[PROBLEM]
Skip the pictures and quote all of the lines exactly.

[PROVIDED DATA]
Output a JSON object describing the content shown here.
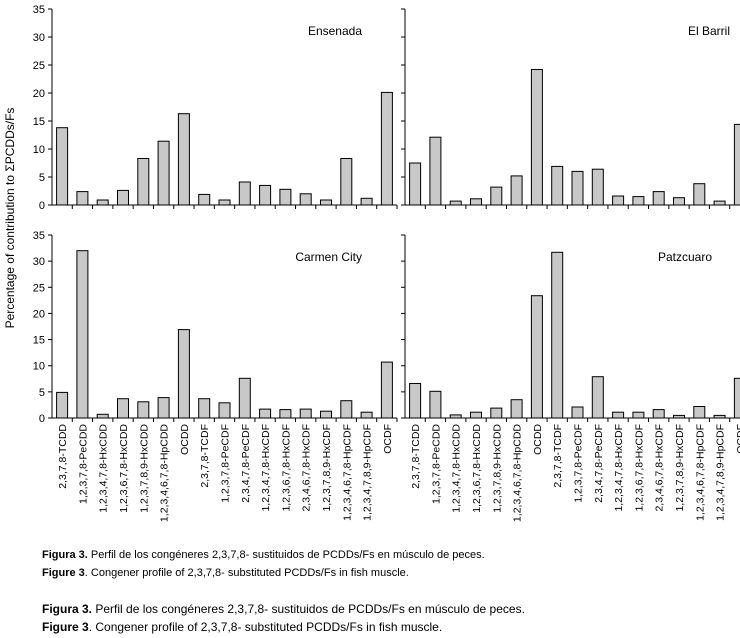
{
  "ylabel": "Percentage of contribution to ΣPCDDs/Fs",
  "ylim": [
    0,
    35
  ],
  "yticks": [
    0,
    5,
    10,
    15,
    20,
    25,
    30,
    35
  ],
  "colors": {
    "bar_fill": "#c8c8c8",
    "bar_stroke": "#000000",
    "axis": "#000000"
  },
  "chart_data": [
    {
      "type": "bar",
      "title": "Ensenada",
      "ylabel": "Percentage of contribution to ΣPCDDs/Fs",
      "ylim": [
        0,
        35
      ],
      "categories": [
        "2,3,7,8-TCDD",
        "1,2,3,7,8-PeCDD",
        "1,2,3,4,7,8-HxCDD",
        "1,2,3,6,7,8-HxCDD",
        "1,2,3,7,8,9-HxCDD",
        "1,2,3,4,6,7,8-HpCDD",
        "OCDD",
        "2,3,7,8-TCDF",
        "1,2,3,7,8-PeCDF",
        "2,3,4,7,8-PeCDF",
        "1,2,3,4,7,8-HxCDF",
        "1,2,3,6,7,8-HxCDF",
        "2,3,4,6,7,8-HxCDF",
        "1,2,3,7,8,9-HxCDF",
        "1,2,3,4,6,7,8-HpCDF",
        "1,2,3,4,7,8,9-HpCDF",
        "OCDF"
      ],
      "values": [
        13.8,
        2.4,
        0.9,
        2.6,
        8.3,
        11.4,
        16.3,
        1.9,
        0.9,
        4.1,
        3.5,
        2.8,
        2.0,
        0.9,
        8.3,
        1.2,
        20.1
      ]
    },
    {
      "type": "bar",
      "title": "El Barril",
      "ylabel": "Percentage of contribution to ΣPCDDs/Fs",
      "ylim": [
        0,
        35
      ],
      "categories": [
        "2,3,7,8-TCDD",
        "1,2,3,7,8-PeCDD",
        "1,2,3,4,7,8-HxCDD",
        "1,2,3,6,7,8-HxCDD",
        "1,2,3,7,8,9-HxCDD",
        "1,2,3,4,6,7,8-HpCDD",
        "OCDD",
        "2,3,7,8-TCDF",
        "1,2,3,7,8-PeCDF",
        "2,3,4,7,8-PeCDF",
        "1,2,3,4,7,8-HxCDF",
        "1,2,3,6,7,8-HxCDF",
        "2,3,4,6,7,8-HxCDF",
        "1,2,3,7,8,9-HxCDF",
        "1,2,3,4,6,7,8-HpCDF",
        "1,2,3,4,7,8,9-HpCDF",
        "OCDF"
      ],
      "values": [
        7.5,
        12.1,
        0.7,
        1.1,
        3.2,
        5.2,
        24.2,
        6.9,
        6.0,
        6.4,
        1.6,
        1.5,
        2.4,
        1.3,
        3.8,
        0.7,
        14.4
      ]
    },
    {
      "type": "bar",
      "title": "Carmen City",
      "ylabel": "Percentage of contribution to ΣPCDDs/Fs",
      "ylim": [
        0,
        35
      ],
      "categories": [
        "2,3,7,8-TCDD",
        "1,2,3,7,8-PeCDD",
        "1,2,3,4,7,8-HxCDD",
        "1,2,3,6,7,8-HxCDD",
        "1,2,3,7,8,9-HxCDD",
        "1,2,3,4,6,7,8-HpCDD",
        "OCDD",
        "2,3,7,8-TCDF",
        "1,2,3,7,8-PeCDF",
        "2,3,4,7,8-PeCDF",
        "1,2,3,4,7,8-HxCDF",
        "1,2,3,6,7,8-HxCDF",
        "2,3,4,6,7,8-HxCDF",
        "1,2,3,7,8,9-HxCDF",
        "1,2,3,4,6,7,8-HpCDF",
        "1,2,3,4,7,8,9-HpCDF",
        "OCDF"
      ],
      "values": [
        4.9,
        32.0,
        0.7,
        3.7,
        3.1,
        3.9,
        16.9,
        3.7,
        2.9,
        7.6,
        1.7,
        1.6,
        1.7,
        1.3,
        3.3,
        1.1,
        10.7
      ]
    },
    {
      "type": "bar",
      "title": "Patzcuaro",
      "ylabel": "Percentage of contribution to ΣPCDDs/Fs",
      "ylim": [
        0,
        35
      ],
      "categories": [
        "2,3,7,8-TCDD",
        "1,2,3,7,8-PeCDD",
        "1,2,3,4,7,8-HxCDD",
        "1,2,3,6,7,8-HxCDD",
        "1,2,3,7,8,9-HxCDD",
        "1,2,3,4,6,7,8-HpCDD",
        "OCDD",
        "2,3,7,8-TCDF",
        "1,2,3,7,8-PeCDF",
        "2,3,4,7,8-PeCDF",
        "1,2,3,4,7,8-HxCDF",
        "1,2,3,6,7,8-HxCDF",
        "2,3,4,6,7,8-HxCDF",
        "1,2,3,7,8,9-HxCDF",
        "1,2,3,4,6,7,8-HpCDF",
        "1,2,3,4,7,8,9-HpCDF",
        "OCDF"
      ],
      "values": [
        6.6,
        5.1,
        0.6,
        1.1,
        1.9,
        3.5,
        23.4,
        31.7,
        2.1,
        7.9,
        1.1,
        1.1,
        1.6,
        0.5,
        2.2,
        0.5,
        7.6
      ]
    }
  ],
  "captions": [
    {
      "label": "Figura 3.",
      "text": " Perfil de los congéneres 2,3,7,8- sustituidos de PCDDs/Fs en músculo de peces."
    },
    {
      "label": "Figure 3",
      "text": ". Congener profile of 2,3,7,8- substituted PCDDs/Fs in fish muscle."
    },
    {
      "label": "Figura 3.",
      "text": " Perfil de los congéneres 2,3,7,8- sustituidos de PCDDs/Fs en músculo de peces."
    },
    {
      "label": "Figure 3",
      "text": ". Congener profile of 2,3,7,8- substituted PCDDs/Fs in fish muscle."
    }
  ]
}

[RESPONSE TO THIS EXERCISE]
Output a JSON object describing the content shown here.
{
  "ylabel": "Percentage of contribution to ΣPCDDs/Fs",
  "ylim": [
    0,
    35
  ],
  "yticks": [
    0,
    5,
    10,
    15,
    20,
    25,
    30,
    35
  ],
  "colors": {
    "bar_fill": "#c8c8c8",
    "bar_stroke": "#000000",
    "axis": "#000000"
  },
  "chart_data": [
    {
      "type": "bar",
      "title": "Ensenada",
      "ylabel": "Percentage of contribution to ΣPCDDs/Fs",
      "ylim": [
        0,
        35
      ],
      "categories": [
        "2,3,7,8-TCDD",
        "1,2,3,7,8-PeCDD",
        "1,2,3,4,7,8-HxCDD",
        "1,2,3,6,7,8-HxCDD",
        "1,2,3,7,8,9-HxCDD",
        "1,2,3,4,6,7,8-HpCDD",
        "OCDD",
        "2,3,7,8-TCDF",
        "1,2,3,7,8-PeCDF",
        "2,3,4,7,8-PeCDF",
        "1,2,3,4,7,8-HxCDF",
        "1,2,3,6,7,8-HxCDF",
        "2,3,4,6,7,8-HxCDF",
        "1,2,3,7,8,9-HxCDF",
        "1,2,3,4,6,7,8-HpCDF",
        "1,2,3,4,7,8,9-HpCDF",
        "OCDF"
      ],
      "values": [
        13.8,
        2.4,
        0.9,
        2.6,
        8.3,
        11.4,
        16.3,
        1.9,
        0.9,
        4.1,
        3.5,
        2.8,
        2.0,
        0.9,
        8.3,
        1.2,
        20.1
      ]
    },
    {
      "type": "bar",
      "title": "El Barril",
      "ylabel": "Percentage of contribution to ΣPCDDs/Fs",
      "ylim": [
        0,
        35
      ],
      "categories": [
        "2,3,7,8-TCDD",
        "1,2,3,7,8-PeCDD",
        "1,2,3,4,7,8-HxCDD",
        "1,2,3,6,7,8-HxCDD",
        "1,2,3,7,8,9-HxCDD",
        "1,2,3,4,6,7,8-HpCDD",
        "OCDD",
        "2,3,7,8-TCDF",
        "1,2,3,7,8-PeCDF",
        "2,3,4,7,8-PeCDF",
        "1,2,3,4,7,8-HxCDF",
        "1,2,3,6,7,8-HxCDF",
        "2,3,4,6,7,8-HxCDF",
        "1,2,3,7,8,9-HxCDF",
        "1,2,3,4,6,7,8-HpCDF",
        "1,2,3,4,7,8,9-HpCDF",
        "OCDF"
      ],
      "values": [
        7.5,
        12.1,
        0.7,
        1.1,
        3.2,
        5.2,
        24.2,
        6.9,
        6.0,
        6.4,
        1.6,
        1.5,
        2.4,
        1.3,
        3.8,
        0.7,
        14.4
      ]
    },
    {
      "type": "bar",
      "title": "Carmen City",
      "ylabel": "Percentage of contribution to ΣPCDDs/Fs",
      "ylim": [
        0,
        35
      ],
      "categories": [
        "2,3,7,8-TCDD",
        "1,2,3,7,8-PeCDD",
        "1,2,3,4,7,8-HxCDD",
        "1,2,3,6,7,8-HxCDD",
        "1,2,3,7,8,9-HxCDD",
        "1,2,3,4,6,7,8-HpCDD",
        "OCDD",
        "2,3,7,8-TCDF",
        "1,2,3,7,8-PeCDF",
        "2,3,4,7,8-PeCDF",
        "1,2,3,4,7,8-HxCDF",
        "1,2,3,6,7,8-HxCDF",
        "2,3,4,6,7,8-HxCDF",
        "1,2,3,7,8,9-HxCDF",
        "1,2,3,4,6,7,8-HpCDF",
        "1,2,3,4,7,8,9-HpCDF",
        "OCDF"
      ],
      "values": [
        4.9,
        32.0,
        0.7,
        3.7,
        3.1,
        3.9,
        16.9,
        3.7,
        2.9,
        7.6,
        1.7,
        1.6,
        1.7,
        1.3,
        3.3,
        1.1,
        10.7
      ]
    },
    {
      "type": "bar",
      "title": "Patzcuaro",
      "ylabel": "Percentage of contribution to ΣPCDDs/Fs",
      "ylim": [
        0,
        35
      ],
      "categories": [
        "2,3,7,8-TCDD",
        "1,2,3,7,8-PeCDD",
        "1,2,3,4,7,8-HxCDD",
        "1,2,3,6,7,8-HxCDD",
        "1,2,3,7,8,9-HxCDD",
        "1,2,3,4,6,7,8-HpCDD",
        "OCDD",
        "2,3,7,8-TCDF",
        "1,2,3,7,8-PeCDF",
        "2,3,4,7,8-PeCDF",
        "1,2,3,4,7,8-HxCDF",
        "1,2,3,6,7,8-HxCDF",
        "2,3,4,6,7,8-HxCDF",
        "1,2,3,7,8,9-HxCDF",
        "1,2,3,4,6,7,8-HpCDF",
        "1,2,3,4,7,8,9-HpCDF",
        "OCDF"
      ],
      "values": [
        6.6,
        5.1,
        0.6,
        1.1,
        1.9,
        3.5,
        23.4,
        31.7,
        2.1,
        7.9,
        1.1,
        1.1,
        1.6,
        0.5,
        2.2,
        0.5,
        7.6
      ]
    }
  ],
  "captions": [
    {
      "label": "Figura 3.",
      "text": " Perfil de los congéneres 2,3,7,8- sustituidos de PCDDs/Fs en músculo de peces."
    },
    {
      "label": "Figure 3",
      "text": ". Congener profile of 2,3,7,8- substituted PCDDs/Fs in fish muscle."
    },
    {
      "label": "Figura 3.",
      "text": " Perfil de los congéneres 2,3,7,8- sustituidos de PCDDs/Fs en músculo de peces."
    },
    {
      "label": "Figure 3",
      "text": ". Congener profile of 2,3,7,8- substituted PCDDs/Fs in fish muscle."
    }
  ]
}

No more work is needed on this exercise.